• **JOB**: Retype the tail of the data exactly, starting at the line containing "Extract the structured" and stopping at the last line.

++++ INFORMATION GIVEN ++++

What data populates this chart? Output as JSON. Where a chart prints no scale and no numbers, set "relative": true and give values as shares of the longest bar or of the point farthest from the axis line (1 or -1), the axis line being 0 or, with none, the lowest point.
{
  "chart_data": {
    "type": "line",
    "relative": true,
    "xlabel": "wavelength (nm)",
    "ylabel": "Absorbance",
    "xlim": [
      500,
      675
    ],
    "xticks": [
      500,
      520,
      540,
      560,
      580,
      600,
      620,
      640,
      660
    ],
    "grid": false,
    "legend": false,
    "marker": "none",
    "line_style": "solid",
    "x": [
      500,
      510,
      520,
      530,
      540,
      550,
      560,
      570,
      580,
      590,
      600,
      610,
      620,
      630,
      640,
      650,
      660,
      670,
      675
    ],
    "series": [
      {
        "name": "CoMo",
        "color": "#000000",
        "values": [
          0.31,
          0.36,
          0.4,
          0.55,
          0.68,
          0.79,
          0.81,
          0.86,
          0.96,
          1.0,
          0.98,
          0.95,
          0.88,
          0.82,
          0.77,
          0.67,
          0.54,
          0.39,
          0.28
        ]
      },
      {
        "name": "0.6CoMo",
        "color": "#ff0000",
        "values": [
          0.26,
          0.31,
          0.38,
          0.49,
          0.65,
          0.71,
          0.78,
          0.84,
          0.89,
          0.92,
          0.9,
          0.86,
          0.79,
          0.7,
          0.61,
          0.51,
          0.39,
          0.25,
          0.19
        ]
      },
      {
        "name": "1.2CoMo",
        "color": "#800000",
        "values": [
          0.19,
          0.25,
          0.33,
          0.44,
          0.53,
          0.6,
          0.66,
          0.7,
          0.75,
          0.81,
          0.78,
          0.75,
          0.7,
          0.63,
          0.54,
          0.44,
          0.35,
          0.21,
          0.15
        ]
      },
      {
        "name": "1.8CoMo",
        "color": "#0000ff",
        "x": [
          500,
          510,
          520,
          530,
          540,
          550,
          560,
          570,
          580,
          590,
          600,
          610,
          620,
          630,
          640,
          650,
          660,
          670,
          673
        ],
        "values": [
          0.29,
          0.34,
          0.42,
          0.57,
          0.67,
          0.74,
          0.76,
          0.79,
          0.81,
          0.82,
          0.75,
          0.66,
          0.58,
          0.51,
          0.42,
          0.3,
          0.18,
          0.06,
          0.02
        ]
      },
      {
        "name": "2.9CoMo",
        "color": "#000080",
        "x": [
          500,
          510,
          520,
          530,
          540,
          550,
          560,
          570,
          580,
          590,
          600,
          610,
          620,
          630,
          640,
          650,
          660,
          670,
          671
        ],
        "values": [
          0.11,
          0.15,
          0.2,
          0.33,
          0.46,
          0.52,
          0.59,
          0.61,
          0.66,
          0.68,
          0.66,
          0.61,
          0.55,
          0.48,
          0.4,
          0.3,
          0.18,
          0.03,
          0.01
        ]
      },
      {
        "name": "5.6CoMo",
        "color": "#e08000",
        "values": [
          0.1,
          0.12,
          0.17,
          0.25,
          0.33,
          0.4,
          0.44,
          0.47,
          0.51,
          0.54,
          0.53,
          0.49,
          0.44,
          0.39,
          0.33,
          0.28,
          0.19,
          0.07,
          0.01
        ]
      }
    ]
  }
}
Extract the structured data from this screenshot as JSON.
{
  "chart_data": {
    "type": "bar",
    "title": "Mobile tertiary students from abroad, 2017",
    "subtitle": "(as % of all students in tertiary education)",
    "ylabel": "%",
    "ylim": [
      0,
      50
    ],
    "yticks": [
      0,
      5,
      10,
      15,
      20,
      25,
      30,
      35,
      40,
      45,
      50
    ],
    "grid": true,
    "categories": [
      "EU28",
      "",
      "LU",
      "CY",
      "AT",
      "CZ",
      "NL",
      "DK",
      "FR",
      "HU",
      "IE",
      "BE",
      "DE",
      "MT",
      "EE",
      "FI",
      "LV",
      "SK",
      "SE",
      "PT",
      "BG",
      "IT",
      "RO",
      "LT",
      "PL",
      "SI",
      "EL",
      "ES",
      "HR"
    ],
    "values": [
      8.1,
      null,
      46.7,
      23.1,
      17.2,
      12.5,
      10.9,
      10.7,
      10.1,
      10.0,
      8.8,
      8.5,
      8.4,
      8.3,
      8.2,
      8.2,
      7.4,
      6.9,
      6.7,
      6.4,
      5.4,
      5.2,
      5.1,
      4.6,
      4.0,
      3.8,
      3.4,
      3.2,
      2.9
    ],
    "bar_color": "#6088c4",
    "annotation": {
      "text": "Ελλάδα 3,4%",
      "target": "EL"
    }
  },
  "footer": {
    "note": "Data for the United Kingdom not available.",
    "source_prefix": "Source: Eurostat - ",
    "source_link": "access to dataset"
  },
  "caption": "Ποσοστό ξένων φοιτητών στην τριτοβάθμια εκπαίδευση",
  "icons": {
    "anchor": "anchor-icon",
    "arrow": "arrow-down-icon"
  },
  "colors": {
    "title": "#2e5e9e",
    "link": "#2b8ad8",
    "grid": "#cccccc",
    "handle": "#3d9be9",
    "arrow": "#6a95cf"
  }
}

++++

• **EXERCISE ANSWER**:
Extract the structured data from this screenshot as JSON.
{
  "chart_data": {
    "type": "bar",
    "title": "Mobile tertiary students from abroad, 2017",
    "subtitle": "(as % of all students in tertiary education)",
    "ylabel": "%",
    "ylim": [
      0,
      50
    ],
    "yticks": [
      0,
      5,
      10,
      15,
      20,
      25,
      30,
      35,
      40,
      45,
      50
    ],
    "grid": true,
    "categories": [
      "EU28",
      "",
      "LU",
      "CY",
      "AT",
      "CZ",
      "NL",
      "DK",
      "FR",
      "HU",
      "IE",
      "BE",
      "DE",
      "MT",
      "EE",
      "FI",
      "LV",
      "SK",
      "SE",
      "PT",
      "BG",
      "IT",
      "RO",
      "LT",
      "PL",
      "SI",
      "EL",
      "ES",
      "HR"
    ],
    "values": [
      8.1,
      null,
      46.7,
      23.1,
      17.2,
      12.5,
      10.9,
      10.7,
      10.1,
      10.0,
      8.8,
      8.5,
      8.4,
      8.3,
      8.2,
      8.2,
      7.4,
      6.9,
      6.7,
      6.4,
      5.4,
      5.2,
      5.1,
      4.6,
      4.0,
      3.8,
      3.4,
      3.2,
      2.9
    ],
    "bar_color": "#6088c4",
    "annotation": {
      "text": "Ελλάδα 3,4%",
      "target": "EL"
    }
  },
  "footer": {
    "note": "Data for the United Kingdom not available.",
    "source_prefix": "Source: Eurostat - ",
    "source_link": "access to dataset"
  },
  "caption": "Ποσοστό ξένων φοιτητών στην τριτοβάθμια εκπαίδευση",
  "icons": {
    "anchor": "anchor-icon",
    "arrow": "arrow-down-icon"
  },
  "colors": {
    "title": "#2e5e9e",
    "link": "#2b8ad8",
    "grid": "#cccccc",
    "handle": "#3d9be9",
    "arrow": "#6a95cf"
  }
}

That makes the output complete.